Items from a dataset
════════════════════

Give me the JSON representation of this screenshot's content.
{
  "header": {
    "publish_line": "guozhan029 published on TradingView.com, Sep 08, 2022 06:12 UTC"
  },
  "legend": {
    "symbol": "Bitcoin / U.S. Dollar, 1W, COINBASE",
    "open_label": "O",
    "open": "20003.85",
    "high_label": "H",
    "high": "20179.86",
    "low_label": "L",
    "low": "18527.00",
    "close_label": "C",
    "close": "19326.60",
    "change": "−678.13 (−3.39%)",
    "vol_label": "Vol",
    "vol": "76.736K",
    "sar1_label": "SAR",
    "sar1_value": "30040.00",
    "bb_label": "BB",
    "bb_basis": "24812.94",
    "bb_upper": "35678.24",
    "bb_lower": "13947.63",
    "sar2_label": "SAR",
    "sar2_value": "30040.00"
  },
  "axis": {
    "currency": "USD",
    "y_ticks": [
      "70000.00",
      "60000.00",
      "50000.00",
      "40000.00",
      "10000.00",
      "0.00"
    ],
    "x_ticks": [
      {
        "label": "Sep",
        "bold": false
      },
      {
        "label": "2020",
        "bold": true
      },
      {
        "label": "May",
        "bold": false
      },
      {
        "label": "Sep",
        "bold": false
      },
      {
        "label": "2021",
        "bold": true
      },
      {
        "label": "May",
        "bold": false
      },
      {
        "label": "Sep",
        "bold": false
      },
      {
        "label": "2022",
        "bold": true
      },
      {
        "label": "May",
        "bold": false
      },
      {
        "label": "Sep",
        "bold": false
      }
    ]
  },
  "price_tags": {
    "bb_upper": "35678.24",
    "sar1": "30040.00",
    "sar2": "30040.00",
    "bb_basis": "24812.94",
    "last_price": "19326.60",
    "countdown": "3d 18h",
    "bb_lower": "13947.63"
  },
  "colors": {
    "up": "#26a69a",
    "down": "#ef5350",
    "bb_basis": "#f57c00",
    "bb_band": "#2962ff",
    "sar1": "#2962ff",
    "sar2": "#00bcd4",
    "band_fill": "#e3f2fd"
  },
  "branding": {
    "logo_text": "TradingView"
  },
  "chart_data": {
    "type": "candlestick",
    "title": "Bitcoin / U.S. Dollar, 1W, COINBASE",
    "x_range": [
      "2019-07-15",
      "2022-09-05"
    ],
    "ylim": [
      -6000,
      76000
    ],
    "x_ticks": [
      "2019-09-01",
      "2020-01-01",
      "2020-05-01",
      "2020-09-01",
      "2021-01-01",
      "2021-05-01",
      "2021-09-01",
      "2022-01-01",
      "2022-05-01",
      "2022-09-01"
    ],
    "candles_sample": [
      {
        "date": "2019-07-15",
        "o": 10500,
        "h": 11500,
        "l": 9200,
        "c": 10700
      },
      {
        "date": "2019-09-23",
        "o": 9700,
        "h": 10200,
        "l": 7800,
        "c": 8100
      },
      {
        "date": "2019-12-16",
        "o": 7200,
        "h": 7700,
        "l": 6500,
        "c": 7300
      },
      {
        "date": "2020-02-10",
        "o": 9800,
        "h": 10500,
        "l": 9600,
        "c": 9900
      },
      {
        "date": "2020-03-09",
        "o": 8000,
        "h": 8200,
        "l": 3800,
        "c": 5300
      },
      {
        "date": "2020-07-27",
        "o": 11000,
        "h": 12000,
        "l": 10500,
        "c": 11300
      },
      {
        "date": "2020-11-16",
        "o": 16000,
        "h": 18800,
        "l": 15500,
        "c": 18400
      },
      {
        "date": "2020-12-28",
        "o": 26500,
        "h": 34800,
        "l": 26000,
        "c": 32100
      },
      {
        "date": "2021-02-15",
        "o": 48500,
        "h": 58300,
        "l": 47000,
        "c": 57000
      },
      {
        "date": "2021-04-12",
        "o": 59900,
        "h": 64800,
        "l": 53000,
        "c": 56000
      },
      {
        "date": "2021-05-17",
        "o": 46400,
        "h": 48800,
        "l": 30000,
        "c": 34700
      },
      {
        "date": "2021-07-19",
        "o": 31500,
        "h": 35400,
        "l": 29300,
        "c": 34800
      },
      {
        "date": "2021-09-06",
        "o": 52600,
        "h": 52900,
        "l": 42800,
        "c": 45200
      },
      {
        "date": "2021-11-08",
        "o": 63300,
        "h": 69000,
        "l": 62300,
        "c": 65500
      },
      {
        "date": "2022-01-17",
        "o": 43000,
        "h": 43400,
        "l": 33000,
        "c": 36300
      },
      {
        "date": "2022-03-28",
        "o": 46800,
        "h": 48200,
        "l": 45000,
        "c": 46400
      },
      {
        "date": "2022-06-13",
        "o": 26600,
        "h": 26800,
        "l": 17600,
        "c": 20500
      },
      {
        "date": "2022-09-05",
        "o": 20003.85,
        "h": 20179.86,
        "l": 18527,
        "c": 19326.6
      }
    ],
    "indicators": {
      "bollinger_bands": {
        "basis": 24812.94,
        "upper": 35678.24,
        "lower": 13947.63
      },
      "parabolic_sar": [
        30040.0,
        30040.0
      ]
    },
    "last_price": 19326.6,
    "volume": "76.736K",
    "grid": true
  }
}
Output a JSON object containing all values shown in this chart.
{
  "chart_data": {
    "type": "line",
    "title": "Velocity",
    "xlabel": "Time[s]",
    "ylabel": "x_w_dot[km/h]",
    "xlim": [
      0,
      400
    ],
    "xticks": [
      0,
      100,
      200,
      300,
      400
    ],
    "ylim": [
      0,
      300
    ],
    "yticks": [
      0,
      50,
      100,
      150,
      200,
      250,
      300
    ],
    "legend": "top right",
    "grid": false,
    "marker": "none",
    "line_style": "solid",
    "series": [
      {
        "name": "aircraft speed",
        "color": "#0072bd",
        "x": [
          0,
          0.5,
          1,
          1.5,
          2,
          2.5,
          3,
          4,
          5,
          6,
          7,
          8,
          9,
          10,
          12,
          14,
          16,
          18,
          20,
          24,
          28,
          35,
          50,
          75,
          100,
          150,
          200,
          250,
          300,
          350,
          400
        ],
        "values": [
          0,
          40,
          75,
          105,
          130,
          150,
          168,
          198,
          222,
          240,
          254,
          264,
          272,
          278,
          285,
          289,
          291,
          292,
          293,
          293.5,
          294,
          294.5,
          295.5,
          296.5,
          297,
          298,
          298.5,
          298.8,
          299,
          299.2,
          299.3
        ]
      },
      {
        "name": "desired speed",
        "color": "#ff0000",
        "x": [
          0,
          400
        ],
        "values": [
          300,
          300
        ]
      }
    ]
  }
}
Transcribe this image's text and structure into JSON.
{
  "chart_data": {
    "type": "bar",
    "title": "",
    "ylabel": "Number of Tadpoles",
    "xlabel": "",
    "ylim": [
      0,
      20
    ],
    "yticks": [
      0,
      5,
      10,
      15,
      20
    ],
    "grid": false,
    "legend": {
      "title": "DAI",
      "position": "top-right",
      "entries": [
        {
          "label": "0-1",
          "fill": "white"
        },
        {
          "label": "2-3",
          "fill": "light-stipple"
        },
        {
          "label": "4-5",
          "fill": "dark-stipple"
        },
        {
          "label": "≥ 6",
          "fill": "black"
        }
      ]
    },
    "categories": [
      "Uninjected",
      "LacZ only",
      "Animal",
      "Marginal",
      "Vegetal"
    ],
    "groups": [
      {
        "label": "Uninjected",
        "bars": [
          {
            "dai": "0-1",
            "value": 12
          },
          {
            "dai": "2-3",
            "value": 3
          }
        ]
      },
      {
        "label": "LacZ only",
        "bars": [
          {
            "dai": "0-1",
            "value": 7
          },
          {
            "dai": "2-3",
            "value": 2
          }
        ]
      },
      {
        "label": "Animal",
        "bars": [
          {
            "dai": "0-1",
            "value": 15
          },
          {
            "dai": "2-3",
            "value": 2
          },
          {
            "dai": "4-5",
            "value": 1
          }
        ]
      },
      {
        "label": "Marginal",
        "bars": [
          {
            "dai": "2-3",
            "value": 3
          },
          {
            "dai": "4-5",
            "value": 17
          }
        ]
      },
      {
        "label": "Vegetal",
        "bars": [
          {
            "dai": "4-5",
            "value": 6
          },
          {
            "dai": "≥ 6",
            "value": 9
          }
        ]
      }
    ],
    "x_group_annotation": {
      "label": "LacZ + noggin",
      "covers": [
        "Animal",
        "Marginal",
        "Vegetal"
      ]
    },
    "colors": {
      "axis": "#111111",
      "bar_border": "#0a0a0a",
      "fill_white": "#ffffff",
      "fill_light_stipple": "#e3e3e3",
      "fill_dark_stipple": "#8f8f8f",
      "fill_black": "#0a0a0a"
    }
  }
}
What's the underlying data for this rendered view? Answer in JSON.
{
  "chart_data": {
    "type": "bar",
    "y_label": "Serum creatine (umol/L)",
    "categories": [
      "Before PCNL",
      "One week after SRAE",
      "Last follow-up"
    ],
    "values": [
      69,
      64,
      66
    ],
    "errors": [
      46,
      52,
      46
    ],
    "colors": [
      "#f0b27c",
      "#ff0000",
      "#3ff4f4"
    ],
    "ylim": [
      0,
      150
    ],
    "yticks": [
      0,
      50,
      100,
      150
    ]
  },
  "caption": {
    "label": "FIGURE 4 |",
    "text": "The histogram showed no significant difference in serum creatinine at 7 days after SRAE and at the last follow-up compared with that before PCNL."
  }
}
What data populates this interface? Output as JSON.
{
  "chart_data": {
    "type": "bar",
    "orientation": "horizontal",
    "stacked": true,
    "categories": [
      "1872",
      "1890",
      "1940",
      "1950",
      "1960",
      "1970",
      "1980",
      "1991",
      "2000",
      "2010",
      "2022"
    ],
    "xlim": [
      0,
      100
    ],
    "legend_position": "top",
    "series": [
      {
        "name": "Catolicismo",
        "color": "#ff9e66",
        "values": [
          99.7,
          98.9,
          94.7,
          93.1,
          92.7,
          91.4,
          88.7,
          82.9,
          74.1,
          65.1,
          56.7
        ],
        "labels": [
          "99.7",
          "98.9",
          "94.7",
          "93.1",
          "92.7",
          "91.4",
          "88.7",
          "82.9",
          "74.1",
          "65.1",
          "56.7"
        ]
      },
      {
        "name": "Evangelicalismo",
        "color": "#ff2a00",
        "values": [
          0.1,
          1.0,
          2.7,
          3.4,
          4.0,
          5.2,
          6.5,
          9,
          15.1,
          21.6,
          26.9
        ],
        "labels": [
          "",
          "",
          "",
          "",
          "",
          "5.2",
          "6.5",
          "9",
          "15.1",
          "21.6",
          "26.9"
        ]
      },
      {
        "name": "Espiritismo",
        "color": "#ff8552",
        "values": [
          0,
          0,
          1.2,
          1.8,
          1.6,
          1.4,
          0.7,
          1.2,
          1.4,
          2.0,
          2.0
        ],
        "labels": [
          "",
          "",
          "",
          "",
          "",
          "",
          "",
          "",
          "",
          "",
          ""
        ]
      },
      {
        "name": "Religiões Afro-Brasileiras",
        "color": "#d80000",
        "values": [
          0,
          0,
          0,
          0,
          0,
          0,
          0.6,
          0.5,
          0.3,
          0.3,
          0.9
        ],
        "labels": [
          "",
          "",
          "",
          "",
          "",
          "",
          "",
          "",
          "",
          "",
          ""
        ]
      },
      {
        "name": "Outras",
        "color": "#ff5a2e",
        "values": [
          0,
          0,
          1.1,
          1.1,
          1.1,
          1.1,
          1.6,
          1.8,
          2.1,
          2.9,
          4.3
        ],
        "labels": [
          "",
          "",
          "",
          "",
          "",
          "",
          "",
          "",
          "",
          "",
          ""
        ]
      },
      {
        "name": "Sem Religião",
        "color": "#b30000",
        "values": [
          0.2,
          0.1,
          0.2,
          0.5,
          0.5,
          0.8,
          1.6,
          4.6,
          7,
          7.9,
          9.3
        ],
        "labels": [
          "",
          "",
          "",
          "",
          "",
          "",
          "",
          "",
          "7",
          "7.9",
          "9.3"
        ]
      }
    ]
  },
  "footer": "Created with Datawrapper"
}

════════════════════

Copy all the lines above that hold the string "Output".

◆ **SOLVED EXERCISE**
Output a JSON object containing all values shown in this chart.
What data populates this interface? Output as JSON.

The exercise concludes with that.